Gather each line containing the string "headerColor" from these entries.

### Information given
* start *
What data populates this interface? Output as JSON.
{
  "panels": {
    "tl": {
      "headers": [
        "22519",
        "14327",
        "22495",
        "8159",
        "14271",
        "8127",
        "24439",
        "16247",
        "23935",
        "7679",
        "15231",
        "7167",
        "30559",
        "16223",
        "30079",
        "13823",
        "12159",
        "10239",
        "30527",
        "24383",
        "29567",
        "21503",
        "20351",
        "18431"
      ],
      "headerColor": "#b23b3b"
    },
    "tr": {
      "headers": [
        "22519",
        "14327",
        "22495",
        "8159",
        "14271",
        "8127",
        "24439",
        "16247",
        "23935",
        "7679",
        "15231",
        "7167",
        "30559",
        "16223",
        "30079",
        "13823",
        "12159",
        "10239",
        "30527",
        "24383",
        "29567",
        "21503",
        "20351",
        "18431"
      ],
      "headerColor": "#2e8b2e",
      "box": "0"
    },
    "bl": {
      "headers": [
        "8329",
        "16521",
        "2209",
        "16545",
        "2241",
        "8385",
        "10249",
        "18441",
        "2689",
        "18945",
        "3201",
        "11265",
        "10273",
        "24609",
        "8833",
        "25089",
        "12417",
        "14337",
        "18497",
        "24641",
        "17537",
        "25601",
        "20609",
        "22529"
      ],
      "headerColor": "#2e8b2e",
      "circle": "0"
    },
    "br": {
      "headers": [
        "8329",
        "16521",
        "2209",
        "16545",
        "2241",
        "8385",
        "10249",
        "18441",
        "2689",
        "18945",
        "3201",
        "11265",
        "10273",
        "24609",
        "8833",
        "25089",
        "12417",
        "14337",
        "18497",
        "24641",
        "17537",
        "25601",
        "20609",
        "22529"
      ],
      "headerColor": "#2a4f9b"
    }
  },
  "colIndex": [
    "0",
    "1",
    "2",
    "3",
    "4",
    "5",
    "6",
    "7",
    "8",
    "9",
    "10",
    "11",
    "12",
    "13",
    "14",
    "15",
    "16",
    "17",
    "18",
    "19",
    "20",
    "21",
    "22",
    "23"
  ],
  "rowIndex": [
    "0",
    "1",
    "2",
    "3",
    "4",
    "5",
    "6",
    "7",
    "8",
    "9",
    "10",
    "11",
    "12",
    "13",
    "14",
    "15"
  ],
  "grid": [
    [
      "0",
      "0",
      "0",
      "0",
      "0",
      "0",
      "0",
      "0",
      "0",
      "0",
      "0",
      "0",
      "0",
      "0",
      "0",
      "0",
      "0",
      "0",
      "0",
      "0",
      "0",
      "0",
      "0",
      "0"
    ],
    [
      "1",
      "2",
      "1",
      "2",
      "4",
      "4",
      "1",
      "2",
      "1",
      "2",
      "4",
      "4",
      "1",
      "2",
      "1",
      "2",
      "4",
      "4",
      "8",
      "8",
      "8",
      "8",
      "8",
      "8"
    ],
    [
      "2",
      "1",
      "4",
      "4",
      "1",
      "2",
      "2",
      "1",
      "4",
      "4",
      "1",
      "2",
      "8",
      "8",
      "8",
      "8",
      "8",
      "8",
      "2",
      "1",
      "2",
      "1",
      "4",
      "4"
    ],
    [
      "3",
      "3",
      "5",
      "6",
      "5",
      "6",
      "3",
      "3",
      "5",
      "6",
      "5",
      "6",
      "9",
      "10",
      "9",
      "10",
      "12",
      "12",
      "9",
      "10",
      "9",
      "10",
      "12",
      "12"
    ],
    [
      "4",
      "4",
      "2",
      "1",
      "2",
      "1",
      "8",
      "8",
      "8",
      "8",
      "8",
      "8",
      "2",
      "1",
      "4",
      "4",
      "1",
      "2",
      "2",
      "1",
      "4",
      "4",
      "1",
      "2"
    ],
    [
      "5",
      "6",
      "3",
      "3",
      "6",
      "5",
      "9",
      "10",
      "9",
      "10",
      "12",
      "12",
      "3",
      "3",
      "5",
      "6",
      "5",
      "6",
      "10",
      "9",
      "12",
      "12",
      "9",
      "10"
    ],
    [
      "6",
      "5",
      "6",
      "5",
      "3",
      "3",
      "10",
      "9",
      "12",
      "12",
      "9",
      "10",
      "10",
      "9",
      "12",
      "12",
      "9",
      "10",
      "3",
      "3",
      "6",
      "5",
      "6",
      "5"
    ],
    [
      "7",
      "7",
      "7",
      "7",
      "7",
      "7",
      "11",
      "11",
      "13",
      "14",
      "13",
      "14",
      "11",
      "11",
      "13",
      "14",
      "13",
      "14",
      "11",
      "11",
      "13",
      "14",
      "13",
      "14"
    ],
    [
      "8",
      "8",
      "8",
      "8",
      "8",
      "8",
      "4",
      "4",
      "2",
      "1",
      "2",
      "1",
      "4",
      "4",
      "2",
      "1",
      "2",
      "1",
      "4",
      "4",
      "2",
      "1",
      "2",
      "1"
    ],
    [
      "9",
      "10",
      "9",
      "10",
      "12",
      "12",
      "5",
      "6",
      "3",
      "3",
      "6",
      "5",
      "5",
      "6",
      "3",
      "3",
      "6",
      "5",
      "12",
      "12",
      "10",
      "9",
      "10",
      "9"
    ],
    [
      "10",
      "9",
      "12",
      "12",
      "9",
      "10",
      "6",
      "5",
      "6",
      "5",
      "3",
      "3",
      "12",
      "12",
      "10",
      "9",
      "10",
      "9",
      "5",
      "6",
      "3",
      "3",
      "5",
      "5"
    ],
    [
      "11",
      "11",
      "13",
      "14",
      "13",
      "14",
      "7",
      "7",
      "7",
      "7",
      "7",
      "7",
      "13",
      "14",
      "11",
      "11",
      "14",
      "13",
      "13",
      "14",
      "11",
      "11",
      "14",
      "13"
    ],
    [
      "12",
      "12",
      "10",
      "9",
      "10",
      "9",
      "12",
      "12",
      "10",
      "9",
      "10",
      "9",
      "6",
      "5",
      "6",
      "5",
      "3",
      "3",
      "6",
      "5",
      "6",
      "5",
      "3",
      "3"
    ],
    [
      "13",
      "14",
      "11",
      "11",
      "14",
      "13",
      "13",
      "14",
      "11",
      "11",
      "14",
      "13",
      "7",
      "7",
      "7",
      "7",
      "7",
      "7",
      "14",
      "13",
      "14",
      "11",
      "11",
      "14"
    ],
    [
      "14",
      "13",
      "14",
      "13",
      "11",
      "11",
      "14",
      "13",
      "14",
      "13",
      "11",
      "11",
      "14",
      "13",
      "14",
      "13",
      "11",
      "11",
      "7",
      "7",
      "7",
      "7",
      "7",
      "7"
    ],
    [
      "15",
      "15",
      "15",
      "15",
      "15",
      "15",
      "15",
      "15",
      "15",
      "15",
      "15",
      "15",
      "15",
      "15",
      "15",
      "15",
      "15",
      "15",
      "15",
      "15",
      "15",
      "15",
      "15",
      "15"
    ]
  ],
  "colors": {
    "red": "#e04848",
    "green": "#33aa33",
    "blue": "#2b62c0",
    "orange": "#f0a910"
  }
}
* end *
### Expected output
      "headerColor": "#b23b3b"
      "headerColor": "#2e8b2e",
      "headerColor": "#2e8b2e",
      "headerColor": "#2a4f9b"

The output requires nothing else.